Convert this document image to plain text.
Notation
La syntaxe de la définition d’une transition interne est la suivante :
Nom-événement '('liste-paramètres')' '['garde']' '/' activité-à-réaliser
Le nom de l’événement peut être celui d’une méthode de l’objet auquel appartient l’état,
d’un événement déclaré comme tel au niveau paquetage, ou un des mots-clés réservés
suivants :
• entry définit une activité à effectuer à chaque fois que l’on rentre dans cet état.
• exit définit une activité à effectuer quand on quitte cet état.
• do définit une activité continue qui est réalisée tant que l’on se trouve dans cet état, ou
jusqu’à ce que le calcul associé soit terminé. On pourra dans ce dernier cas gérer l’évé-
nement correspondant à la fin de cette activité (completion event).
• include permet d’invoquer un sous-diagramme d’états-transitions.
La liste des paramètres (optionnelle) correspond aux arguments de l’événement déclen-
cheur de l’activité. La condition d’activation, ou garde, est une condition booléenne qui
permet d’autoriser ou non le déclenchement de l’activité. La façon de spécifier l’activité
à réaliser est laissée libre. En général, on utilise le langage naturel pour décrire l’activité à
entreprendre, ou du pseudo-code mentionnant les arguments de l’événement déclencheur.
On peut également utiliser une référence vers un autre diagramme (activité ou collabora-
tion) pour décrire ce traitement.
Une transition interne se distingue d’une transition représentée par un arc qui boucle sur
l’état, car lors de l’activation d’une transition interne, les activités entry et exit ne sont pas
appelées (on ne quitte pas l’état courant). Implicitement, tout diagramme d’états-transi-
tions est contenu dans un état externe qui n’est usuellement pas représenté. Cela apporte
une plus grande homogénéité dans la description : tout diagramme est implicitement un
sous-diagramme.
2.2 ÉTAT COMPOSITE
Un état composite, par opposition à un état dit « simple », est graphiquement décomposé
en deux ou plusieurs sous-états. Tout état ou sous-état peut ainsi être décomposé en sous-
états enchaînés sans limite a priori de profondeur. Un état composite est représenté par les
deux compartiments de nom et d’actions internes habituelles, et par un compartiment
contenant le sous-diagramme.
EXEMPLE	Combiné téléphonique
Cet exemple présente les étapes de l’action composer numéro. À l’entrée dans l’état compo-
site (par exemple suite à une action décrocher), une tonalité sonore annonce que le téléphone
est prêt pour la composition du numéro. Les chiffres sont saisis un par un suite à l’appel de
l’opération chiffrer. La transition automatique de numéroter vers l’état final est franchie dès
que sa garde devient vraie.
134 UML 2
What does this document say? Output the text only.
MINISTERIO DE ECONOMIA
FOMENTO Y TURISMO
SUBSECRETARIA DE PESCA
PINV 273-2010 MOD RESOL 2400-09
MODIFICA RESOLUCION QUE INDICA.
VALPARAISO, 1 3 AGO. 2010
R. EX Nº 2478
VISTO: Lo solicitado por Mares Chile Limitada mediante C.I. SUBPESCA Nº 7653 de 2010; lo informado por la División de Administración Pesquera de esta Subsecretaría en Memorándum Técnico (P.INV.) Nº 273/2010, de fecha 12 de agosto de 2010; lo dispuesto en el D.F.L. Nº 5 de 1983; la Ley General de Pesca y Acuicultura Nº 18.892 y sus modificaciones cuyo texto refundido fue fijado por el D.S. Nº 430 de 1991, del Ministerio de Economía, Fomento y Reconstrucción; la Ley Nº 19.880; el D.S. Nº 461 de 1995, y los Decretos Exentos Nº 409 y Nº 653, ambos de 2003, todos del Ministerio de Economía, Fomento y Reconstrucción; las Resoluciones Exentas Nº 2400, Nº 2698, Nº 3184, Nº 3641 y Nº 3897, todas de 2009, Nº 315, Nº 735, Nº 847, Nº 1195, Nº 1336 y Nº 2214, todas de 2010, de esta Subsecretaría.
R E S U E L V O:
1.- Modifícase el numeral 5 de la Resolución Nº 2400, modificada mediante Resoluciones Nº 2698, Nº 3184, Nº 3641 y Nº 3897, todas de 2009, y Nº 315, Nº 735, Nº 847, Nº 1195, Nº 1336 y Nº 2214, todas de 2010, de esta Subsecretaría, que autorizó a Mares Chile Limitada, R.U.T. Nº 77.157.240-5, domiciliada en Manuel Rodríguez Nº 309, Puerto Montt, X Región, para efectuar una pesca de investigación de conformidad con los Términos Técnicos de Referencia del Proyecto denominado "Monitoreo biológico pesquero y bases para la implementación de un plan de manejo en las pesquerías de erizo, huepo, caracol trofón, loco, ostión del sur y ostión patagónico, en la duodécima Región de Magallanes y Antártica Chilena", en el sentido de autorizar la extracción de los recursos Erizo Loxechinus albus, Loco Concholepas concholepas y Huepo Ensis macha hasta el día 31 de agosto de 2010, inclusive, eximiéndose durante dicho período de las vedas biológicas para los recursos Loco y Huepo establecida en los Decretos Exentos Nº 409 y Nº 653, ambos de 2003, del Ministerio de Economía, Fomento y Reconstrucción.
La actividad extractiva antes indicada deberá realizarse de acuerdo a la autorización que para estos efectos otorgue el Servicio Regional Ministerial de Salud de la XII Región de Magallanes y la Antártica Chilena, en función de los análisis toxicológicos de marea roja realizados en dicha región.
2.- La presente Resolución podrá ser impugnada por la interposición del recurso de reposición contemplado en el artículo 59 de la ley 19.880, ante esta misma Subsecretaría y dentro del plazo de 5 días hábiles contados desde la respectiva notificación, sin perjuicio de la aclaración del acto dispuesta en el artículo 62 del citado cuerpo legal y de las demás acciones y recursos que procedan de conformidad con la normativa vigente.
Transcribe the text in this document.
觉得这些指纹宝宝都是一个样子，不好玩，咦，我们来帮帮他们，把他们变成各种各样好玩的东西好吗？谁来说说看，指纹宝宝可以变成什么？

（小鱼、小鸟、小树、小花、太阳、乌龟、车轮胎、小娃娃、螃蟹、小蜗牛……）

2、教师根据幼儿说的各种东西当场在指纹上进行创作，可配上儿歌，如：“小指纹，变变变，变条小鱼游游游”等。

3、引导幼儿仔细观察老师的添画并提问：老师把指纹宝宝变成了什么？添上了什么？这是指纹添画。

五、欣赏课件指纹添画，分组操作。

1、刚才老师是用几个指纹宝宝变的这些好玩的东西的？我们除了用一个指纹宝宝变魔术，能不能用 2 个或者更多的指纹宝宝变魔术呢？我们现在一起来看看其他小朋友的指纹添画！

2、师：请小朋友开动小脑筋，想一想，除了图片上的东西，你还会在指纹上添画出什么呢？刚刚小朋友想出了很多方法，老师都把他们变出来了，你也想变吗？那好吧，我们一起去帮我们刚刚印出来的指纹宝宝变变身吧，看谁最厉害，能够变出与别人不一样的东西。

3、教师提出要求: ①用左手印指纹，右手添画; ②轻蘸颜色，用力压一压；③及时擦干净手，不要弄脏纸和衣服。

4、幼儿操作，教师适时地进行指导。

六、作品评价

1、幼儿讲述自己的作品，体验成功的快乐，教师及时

**TASK PROMPT**
Every line from the one holding "Transcribe the text in this document." through the final line of the listing must be echoed exactly; leave out all other lines.

**RESULT OF THE TASK**
Transcribe the text in this document.
觉得这些指纹宝宝都是一个样子，不好玩，咦，我们来帮帮他们，把他们变成各种各样好玩的东西好吗？谁来说说看，指纹宝宝可以变成什么？

（小鱼、小鸟、小树、小花、太阳、乌龟、车轮胎、小娃娃、螃蟹、小蜗牛……）

2、教师根据幼儿说的各种东西当场在指纹上进行创作，可配上儿歌，如：“小指纹，变变变，变条小鱼游游游”等。

3、引导幼儿仔细观察老师的添画并提问：老师把指纹宝宝变成了什么？添上了什么？这是指纹添画。

五、欣赏课件指纹添画，分组操作。

1、刚才老师是用几个指纹宝宝变的这些好玩的东西的？我们除了用一个指纹宝宝变魔术，能不能用 2 个或者更多的指纹宝宝变魔术呢？我们现在一起来看看其他小朋友的指纹添画！

2、师：请小朋友开动小脑筋，想一想，除了图片上的东西，你还会在指纹上添画出什么呢？刚刚小朋友想出了很多方法，老师都把他们变出来了，你也想变吗？那好吧，我们一起去帮我们刚刚印出来的指纹宝宝变变身吧，看谁最厉害，能够变出与别人不一样的东西。

3、教师提出要求: ①用左手印指纹，右手添画; ②轻蘸颜色，用力压一压；③及时擦干净手，不要弄脏纸和衣服。

4、幼儿操作，教师适时地进行指导。

六、作品评价

1、幼儿讲述自己的作品，体验成功的快乐，教师及时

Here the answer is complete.